What is required
Exactly reproduce each record listed below.

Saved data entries
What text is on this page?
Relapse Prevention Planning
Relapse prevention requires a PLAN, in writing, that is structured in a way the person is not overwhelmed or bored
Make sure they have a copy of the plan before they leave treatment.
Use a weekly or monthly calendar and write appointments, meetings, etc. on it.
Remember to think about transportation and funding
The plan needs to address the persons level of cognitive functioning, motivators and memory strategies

Answer to the task
What text is on this page?
Relapse Prevention Planning
Relapse prevention requires a PLAN, in writing, that is structured in a way the person is not overwhelmed or bored
Make sure they have a copy of the plan before they leave treatment.
Use a weekly or monthly calendar and write appointments, meetings, etc. on it.
Remember to think about transportation and funding
The plan needs to address the persons level of cognitive functioning, motivators and memory strategies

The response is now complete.